First listed 2025-11-11 | Last updated 2025-11-11

Abstract

To investigate the physical origin of the Balmer decrement in the broad-line region of active galactic nuclei (AGNs), we measure the temporal variability of the fluxes of the broad H$β$ and H$α$ emission lines using multi-epoch spectroscopic data of low-redshift AGNs from the Sloan Digital Sky Survey. The analysis of the mean spectra reveals that the Balmer decrement shows no correlation with AGN luminosity, while it is inversely correlated with the Eddington ratio. However, the temporal variation of the Balmer decrement in individual objects exhibits an even stronger anti-correlation with AGN luminosity, suggesting that the change in AGN luminosity plays a dominant role in determining the Balmer decrement. By comparing the temporal evolution of the Balmer decrement with the continuum color, we find that reddening due to the AGN itself may not be the primary factor. Instead, radiative transfer effects and excitation mechanisms, which deviate from the Case B recombination, appear to be critical for the variation of the Balmer decrement. These results provide useful insights into the underlying physics of changing-look AGNs and high-$z$ AGNs, such as the ``little red dots'', which exhibit extreme values of the Balmer decrement that can be misinterpreted as evidence for dust.

To do.
a - In the abstract on the Balmer decrement in active galactic nuclei, which survey supplied the multi-epoch spectroscopic data?
b - Write a continuation of the abstract on the Balmer decrement in active galactic nuclei that picks up after its final sentence.
The items that come next are separate material, unrelated to the abstract.

Rows from a layout dataset.
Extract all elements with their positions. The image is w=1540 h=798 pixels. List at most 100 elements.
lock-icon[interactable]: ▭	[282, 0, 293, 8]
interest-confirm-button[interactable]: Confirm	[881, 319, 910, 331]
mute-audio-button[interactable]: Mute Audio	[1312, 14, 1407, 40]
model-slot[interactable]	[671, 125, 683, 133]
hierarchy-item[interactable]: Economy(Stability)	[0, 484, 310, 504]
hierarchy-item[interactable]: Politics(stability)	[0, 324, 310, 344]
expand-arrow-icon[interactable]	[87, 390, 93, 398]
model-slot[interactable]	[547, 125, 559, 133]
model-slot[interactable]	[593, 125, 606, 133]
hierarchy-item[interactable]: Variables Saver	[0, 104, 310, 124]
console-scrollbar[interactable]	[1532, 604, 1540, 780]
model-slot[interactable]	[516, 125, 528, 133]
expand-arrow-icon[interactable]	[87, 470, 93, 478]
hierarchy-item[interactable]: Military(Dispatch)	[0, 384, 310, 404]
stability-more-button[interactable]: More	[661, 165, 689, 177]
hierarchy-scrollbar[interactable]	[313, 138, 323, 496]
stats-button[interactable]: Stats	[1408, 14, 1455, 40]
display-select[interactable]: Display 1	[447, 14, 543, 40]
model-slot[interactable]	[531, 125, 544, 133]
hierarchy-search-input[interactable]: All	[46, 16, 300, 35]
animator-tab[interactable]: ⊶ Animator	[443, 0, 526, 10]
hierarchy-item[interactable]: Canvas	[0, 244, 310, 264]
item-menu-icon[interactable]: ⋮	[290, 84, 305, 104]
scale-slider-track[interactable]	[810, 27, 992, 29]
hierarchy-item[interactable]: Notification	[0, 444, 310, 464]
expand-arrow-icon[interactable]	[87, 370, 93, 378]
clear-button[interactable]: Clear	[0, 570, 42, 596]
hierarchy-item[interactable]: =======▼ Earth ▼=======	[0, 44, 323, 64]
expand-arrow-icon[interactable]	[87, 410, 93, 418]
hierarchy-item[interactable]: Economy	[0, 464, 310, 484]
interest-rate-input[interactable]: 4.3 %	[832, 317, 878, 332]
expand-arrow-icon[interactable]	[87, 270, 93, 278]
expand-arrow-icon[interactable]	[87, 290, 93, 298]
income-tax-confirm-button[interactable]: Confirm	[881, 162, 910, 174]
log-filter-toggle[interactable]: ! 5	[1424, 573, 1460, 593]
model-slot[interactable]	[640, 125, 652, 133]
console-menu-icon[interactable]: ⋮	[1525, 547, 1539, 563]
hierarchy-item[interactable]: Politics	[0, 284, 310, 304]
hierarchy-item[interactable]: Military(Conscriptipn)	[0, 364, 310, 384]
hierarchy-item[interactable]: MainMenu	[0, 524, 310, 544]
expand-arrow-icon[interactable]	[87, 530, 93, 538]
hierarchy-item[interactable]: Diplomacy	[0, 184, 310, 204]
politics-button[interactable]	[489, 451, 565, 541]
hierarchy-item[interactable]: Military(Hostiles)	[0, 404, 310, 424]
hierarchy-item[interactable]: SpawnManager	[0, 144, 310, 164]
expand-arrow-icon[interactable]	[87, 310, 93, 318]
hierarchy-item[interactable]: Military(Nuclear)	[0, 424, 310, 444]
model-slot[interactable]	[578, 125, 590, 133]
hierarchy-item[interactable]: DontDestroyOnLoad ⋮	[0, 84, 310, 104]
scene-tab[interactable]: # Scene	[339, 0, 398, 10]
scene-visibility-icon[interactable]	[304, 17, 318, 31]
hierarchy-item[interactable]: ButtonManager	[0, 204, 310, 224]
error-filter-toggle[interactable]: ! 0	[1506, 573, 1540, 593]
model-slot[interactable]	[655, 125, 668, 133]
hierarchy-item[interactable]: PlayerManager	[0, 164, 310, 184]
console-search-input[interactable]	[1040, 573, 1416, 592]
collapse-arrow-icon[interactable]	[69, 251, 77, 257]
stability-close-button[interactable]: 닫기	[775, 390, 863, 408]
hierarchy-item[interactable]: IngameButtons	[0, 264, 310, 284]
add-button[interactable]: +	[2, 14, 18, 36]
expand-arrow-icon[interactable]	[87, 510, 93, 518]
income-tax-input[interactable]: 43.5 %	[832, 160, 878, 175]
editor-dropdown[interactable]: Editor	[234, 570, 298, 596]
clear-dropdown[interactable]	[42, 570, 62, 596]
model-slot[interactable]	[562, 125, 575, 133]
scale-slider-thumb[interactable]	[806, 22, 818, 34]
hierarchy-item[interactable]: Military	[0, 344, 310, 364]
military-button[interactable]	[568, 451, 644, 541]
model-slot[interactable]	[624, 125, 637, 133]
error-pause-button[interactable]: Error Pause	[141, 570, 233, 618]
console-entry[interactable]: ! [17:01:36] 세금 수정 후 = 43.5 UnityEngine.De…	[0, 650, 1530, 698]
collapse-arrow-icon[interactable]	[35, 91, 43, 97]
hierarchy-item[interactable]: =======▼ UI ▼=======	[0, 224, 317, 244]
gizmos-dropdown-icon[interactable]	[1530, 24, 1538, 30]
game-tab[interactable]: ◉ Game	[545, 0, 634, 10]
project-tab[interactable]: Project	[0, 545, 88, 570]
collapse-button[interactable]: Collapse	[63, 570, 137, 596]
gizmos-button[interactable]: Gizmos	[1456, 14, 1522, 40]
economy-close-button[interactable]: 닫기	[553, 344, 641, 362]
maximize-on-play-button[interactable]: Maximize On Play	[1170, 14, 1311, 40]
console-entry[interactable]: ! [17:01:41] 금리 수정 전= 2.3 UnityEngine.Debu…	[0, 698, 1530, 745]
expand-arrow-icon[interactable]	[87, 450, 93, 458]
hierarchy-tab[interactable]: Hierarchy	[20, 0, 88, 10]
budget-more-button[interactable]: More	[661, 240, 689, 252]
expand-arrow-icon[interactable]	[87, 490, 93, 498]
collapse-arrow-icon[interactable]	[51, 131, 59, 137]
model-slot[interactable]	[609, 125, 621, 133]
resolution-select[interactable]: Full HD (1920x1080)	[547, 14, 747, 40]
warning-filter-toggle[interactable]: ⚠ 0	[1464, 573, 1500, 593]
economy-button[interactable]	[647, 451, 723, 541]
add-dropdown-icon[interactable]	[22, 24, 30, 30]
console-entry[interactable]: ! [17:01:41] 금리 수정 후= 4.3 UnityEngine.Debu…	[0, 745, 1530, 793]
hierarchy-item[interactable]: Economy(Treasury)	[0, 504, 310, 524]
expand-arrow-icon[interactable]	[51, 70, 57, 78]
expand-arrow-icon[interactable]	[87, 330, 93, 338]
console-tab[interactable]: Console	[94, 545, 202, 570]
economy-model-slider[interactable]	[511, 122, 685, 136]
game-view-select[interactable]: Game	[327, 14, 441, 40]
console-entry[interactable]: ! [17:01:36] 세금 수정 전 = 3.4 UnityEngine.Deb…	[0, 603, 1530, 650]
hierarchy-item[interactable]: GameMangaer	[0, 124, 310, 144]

Task responses.
a - The Sloan Digital Sky Survey.

b -
Short digest

Tracks the broad-line Balmer decrement via multi-epoch SDSS/BOSS spectroscopy of 1,403 low‑z type 1 AGNs (69,275 spectral pairs) to test its physical origin. In mean spectra the decrement shows no link to L5100 but decreases with Eddington ratio, while within-object variability reveals a stronger anti‑correlation with luminosity, pointing to luminosity-driven line physics. Comparison with continuum color evolution disfavors intrinsic reddening as the driver; radiative transfer and non–Case B excitation in the BLR dominate the changes. The result cautions that extreme decrements in changing‑look AGNs and JWST “little red dots” need not imply dust.

Key figures to inspect

  • Figure 1: Check the spectral decomposition quality—power‑law+polynomial continuum, Fe II, host subtraction—and how broad Hα/Hβ are isolated from narrow components and [O III]/[N II]; note the use of double Gaussians for narrow lines to capture [O III] outflow wings.
  • Figure 2: Inspect slopes and scatter of Balmer decrement versus L5100 and versus Eddington ratio; confirm the null trend with luminosity in the mean and the inverse trend with Eddington ratio, and gauge dynamic range covered.
  • Figure 3: Examine object-by-object pairwise variability showing a stronger anti‑correlation between Balmer decrement and continuum brightness; look for consistency across densely monitored sources from SDSS-RM.
  • Figure 4: Compare observed Δ(Balmer decrement) versus Δ(3800/5100) to the extinction-curve predictions (Fitzpatrick, Calzetti, Gaskell); note systematic offsets that argue against dust-only explanations and quantify typical deviations.